§ Problem details
List the requirements for Next Dog that the blog post below gives.

§ Reading passage
Now, don't get me wrong. I adore Boo. I mean, what's not to love, right? I just find that as I grow . . . uuupp . . . I require a less absorbent pet. Short walks in the rain mean a long toweling session that removes some water, but still leaves plate-sized splotches of wet-dog mud all over the house. Generally I follow him around with a towel, and send him to his bed by the fire to dry. This week I am a bit under the weather (read "infected with some kind of plague, or maybe just a cold, but it's hard to tell"), so toweling the dog is shortened to "toss towel at dog and hope it makes contact" and wiping up the floor is more like "sit in chair and stare at puddles on hardwood and contemplate Next Dog". I run through the litany of Next Dog requirements: smallish. energetic. smart. non-shedding. water-repellent.
There's been some on and off knitting. I started another pair of socks for Mr. W. in Schaefer Anne. Nice color, not as dull as he'd like, but he shrugged and said he'd wear them. The pattern is super simple, making this perfect mindless knitting. It's k1:p1 on one round, knit all on the next. No creativity, no thought required. Knit till long enough, whack in a heel, knit some more. Lovely. Sometimes I appreciate his simplicity of taste. "Just something simple" he says. Ah, what a man.
I also started working in earnest on a reversible cable project for Sheep Shop. It's been fomenting in my brain for a long time, has gone through several incarnations, sketches, swatches. It was not until the reversible concept entered my brain that it became a very clear design. Thanks to Katy for getting me off the ground. See, I'd never actually done reversible cables. I just wanted/needed to for this project. So, I had to learn. Katy teaches a (highly recommended) reversible cables workshop at Webs - the next one is Sunday, March 16th...just sayin'...I'd take it but interestingly I find it difficult to take a class and teach one at the same time. There's a limit to my multi-tasking ability. I have to say I love the way this is coming along. I find that I love the technique (not surprising since I adore cables anyway), and I want to play with it more in the future. It is truly completely reversible. I actually had to attach a stitch marker to keep track of the official "right" side.

§ Provided material
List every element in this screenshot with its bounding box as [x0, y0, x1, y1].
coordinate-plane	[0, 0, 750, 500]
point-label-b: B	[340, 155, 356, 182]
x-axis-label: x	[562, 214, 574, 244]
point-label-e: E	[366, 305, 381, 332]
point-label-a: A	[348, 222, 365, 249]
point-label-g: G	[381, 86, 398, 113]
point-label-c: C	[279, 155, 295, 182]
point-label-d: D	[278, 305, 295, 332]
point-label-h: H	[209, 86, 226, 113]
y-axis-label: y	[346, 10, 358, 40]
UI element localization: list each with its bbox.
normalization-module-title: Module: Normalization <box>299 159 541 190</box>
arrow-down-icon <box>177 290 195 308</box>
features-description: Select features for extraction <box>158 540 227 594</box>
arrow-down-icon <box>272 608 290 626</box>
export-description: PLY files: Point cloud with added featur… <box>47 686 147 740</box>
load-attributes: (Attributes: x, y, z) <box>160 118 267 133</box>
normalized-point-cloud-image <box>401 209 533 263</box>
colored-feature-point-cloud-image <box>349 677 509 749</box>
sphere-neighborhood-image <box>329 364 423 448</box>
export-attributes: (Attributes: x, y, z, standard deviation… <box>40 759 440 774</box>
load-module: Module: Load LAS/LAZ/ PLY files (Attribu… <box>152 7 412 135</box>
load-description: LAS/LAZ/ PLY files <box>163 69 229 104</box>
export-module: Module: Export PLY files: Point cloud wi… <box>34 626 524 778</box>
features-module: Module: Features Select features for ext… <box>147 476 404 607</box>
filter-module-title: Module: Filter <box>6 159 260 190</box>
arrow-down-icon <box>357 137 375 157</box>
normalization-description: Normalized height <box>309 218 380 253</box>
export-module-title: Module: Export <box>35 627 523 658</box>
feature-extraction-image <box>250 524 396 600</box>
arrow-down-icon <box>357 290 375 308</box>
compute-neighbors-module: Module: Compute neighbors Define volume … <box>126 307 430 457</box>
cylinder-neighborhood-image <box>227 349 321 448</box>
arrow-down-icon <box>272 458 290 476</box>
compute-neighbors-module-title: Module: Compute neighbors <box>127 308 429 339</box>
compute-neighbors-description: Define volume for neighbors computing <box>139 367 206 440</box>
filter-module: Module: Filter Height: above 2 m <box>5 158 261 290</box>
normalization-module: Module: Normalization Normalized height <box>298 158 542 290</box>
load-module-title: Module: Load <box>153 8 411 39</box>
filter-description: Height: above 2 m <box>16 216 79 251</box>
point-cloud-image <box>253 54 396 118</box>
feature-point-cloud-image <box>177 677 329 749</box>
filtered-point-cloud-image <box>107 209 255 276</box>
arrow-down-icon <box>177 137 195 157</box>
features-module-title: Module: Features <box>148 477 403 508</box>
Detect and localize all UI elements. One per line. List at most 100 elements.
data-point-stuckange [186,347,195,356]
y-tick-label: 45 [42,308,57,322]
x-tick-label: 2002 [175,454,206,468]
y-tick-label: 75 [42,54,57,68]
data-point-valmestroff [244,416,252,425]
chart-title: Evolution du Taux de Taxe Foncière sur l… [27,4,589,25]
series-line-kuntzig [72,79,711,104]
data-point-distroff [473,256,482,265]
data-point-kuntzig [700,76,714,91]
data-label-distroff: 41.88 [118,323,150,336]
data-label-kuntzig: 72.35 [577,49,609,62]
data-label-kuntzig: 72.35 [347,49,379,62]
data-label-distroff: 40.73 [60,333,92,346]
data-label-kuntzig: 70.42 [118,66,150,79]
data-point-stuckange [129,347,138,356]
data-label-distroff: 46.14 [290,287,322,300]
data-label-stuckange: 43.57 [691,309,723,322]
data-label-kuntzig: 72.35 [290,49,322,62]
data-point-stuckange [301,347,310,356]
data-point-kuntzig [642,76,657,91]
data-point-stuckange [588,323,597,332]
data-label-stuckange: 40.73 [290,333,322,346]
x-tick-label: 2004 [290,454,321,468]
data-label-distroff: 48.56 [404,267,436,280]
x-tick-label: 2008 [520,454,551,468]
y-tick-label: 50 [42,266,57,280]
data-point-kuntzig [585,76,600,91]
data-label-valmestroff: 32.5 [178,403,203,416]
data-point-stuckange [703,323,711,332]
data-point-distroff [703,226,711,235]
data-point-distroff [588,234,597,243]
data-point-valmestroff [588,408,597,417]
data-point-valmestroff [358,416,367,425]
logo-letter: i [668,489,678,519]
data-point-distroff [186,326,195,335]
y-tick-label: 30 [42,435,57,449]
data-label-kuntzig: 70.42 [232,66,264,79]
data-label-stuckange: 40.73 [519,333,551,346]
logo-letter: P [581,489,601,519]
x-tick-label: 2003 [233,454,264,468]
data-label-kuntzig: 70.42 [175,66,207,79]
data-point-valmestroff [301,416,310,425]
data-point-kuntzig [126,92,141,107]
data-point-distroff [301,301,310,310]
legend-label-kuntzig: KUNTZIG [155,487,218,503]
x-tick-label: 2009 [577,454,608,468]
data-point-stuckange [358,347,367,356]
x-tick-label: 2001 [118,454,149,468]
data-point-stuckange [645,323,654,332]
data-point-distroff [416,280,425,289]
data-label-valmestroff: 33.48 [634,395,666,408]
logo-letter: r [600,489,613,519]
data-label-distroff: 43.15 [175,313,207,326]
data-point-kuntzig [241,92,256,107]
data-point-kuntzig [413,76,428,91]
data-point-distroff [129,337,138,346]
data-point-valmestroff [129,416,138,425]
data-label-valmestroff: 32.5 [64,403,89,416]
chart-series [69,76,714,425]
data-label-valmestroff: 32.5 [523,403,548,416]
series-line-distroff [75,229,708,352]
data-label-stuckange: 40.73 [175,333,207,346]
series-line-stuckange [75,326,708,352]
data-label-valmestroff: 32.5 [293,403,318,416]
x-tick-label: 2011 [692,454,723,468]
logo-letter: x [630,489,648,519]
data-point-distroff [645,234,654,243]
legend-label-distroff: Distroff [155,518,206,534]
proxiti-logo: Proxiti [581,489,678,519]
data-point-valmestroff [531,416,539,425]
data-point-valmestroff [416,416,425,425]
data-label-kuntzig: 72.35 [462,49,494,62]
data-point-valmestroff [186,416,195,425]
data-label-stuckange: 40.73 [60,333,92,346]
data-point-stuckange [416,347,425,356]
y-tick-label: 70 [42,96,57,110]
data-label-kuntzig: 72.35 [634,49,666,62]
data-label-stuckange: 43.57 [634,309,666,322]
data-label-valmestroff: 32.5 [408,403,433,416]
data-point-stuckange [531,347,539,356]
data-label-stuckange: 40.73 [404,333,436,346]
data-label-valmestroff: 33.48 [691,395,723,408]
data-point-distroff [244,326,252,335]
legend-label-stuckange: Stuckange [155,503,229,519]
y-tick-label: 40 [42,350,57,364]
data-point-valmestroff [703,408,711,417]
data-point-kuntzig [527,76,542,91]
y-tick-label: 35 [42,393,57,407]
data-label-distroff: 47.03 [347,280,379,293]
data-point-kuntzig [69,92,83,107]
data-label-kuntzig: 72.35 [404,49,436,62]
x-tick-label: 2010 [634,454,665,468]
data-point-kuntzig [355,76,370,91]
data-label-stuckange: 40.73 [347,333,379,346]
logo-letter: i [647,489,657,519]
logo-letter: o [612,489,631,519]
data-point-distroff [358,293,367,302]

§ Output
smallish, energetic, smart, non-shedding, water-repellent